Excerpts from a figure dataset:
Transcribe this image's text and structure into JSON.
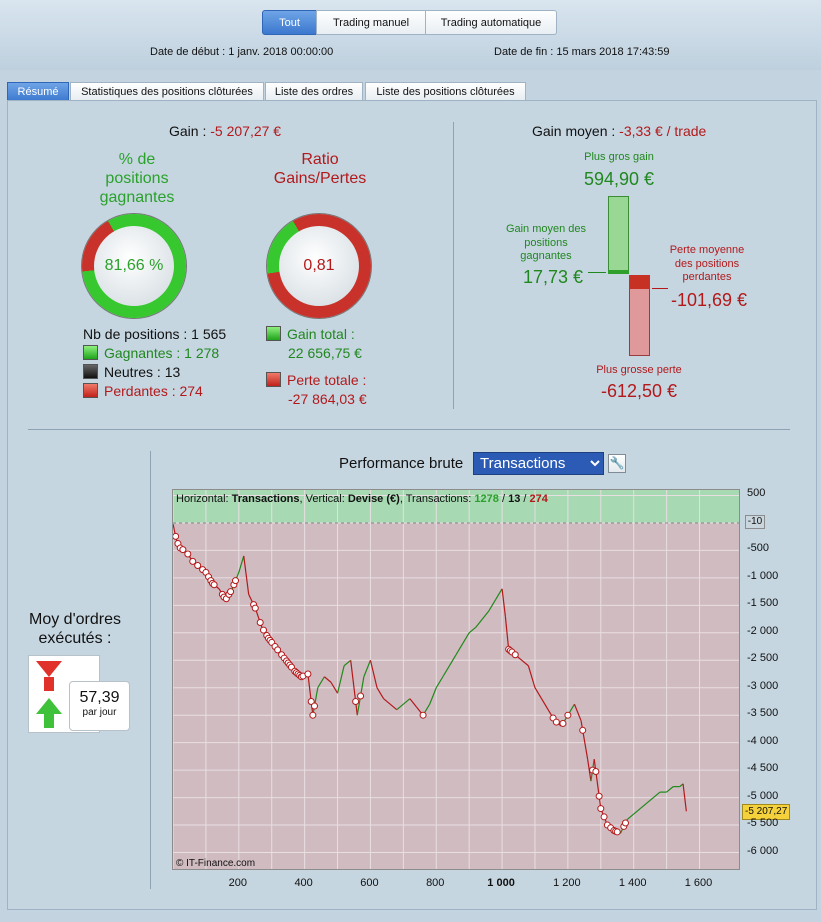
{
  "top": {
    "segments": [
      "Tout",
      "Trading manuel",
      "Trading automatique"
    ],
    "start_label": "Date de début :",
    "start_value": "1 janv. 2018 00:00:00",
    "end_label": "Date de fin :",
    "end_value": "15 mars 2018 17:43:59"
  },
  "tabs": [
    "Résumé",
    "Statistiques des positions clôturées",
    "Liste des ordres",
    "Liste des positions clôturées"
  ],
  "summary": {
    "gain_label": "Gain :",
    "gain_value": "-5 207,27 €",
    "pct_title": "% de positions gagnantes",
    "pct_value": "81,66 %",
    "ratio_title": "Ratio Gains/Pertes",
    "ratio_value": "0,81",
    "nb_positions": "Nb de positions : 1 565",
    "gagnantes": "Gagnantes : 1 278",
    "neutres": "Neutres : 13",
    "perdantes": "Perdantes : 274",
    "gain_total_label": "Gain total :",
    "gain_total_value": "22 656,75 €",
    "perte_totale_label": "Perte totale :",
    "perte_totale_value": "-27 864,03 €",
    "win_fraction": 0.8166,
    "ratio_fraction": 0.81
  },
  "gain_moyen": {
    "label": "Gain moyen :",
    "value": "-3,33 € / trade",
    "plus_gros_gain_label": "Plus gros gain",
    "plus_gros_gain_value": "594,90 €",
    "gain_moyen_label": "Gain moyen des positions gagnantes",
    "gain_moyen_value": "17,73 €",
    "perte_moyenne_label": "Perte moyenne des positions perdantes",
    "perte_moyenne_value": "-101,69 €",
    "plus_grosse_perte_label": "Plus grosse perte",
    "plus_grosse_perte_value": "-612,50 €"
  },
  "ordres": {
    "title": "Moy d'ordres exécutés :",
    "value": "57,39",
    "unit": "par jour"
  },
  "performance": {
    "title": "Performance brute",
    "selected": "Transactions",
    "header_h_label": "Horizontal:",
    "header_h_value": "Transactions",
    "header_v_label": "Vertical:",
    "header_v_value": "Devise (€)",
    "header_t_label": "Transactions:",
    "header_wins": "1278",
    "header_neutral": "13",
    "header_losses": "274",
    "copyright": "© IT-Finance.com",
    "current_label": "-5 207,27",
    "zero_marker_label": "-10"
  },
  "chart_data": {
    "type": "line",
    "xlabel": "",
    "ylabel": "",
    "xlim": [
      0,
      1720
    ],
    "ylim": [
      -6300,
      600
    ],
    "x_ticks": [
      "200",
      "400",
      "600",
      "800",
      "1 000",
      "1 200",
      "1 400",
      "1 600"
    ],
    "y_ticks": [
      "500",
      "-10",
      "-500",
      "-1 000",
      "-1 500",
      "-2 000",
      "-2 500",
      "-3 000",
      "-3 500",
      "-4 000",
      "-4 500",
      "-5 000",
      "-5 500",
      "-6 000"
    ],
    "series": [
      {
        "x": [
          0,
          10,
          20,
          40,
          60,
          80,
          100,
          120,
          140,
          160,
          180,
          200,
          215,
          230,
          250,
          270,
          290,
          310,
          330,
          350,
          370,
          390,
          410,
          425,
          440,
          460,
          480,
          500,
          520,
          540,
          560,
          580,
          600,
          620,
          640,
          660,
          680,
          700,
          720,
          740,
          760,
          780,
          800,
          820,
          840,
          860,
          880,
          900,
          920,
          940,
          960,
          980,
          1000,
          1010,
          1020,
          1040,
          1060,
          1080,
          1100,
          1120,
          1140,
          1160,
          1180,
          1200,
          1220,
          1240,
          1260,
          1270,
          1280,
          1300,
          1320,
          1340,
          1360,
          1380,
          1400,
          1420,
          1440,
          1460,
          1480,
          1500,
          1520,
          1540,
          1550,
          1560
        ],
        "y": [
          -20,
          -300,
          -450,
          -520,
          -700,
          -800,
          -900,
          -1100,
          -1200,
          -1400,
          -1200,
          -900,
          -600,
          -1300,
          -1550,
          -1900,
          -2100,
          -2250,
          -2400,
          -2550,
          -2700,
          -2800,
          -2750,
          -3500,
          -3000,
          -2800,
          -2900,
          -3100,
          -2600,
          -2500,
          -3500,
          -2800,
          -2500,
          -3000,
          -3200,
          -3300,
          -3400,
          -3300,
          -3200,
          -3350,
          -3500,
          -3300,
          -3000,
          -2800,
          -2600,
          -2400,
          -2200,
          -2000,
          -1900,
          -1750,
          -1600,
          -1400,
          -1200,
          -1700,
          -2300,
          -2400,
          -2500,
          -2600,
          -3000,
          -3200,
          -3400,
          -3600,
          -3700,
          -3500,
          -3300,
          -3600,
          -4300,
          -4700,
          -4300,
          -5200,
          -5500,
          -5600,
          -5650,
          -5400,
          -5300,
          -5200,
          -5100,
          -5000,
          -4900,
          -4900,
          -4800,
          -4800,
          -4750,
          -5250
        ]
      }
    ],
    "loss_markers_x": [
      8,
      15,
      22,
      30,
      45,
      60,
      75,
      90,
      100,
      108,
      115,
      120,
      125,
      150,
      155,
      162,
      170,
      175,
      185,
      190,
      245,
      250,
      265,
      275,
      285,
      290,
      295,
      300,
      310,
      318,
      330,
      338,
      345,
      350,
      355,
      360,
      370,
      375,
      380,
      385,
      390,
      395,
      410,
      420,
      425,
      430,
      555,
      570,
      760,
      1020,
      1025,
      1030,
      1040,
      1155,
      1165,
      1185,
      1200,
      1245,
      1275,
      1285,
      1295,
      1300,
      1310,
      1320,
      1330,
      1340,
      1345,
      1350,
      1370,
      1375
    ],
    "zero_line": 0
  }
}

...

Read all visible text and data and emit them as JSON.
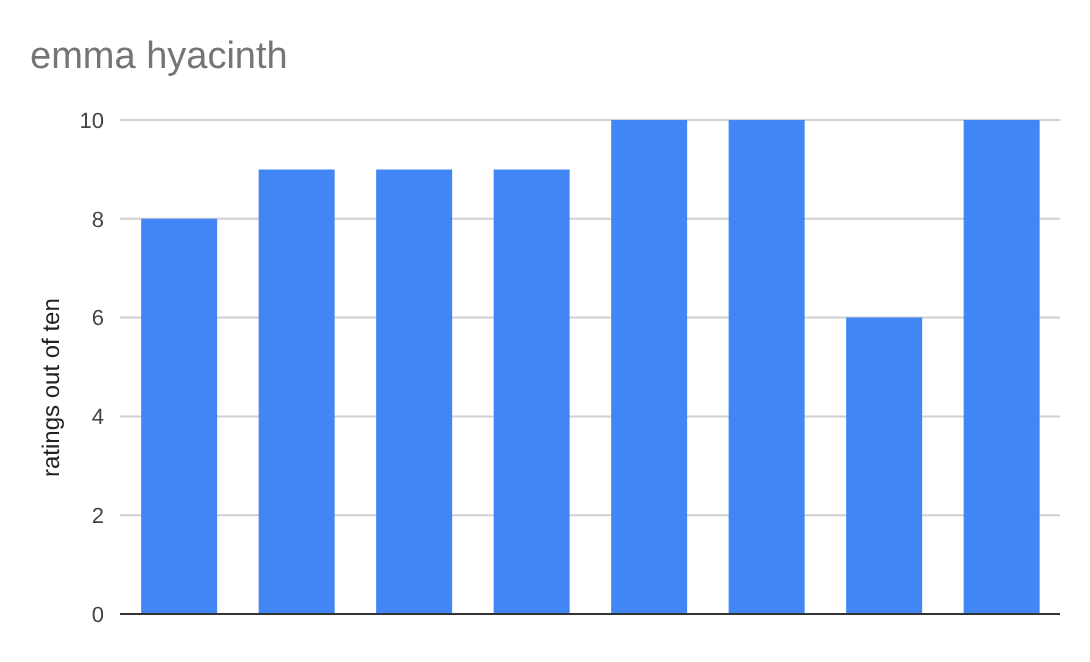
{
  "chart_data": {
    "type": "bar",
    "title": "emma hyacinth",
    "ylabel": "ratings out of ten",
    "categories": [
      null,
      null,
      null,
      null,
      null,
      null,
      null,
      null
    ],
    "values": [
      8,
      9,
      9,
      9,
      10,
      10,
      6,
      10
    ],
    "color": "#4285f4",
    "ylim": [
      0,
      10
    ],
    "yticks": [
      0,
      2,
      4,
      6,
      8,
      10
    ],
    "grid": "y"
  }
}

● EXERCISE INSTRUCTIONS:
Reproduce each line of the material containing the word "clôturées".

● RESULT:
    "Statistiques des positions clôturées",
    "Liste des positions clôturées"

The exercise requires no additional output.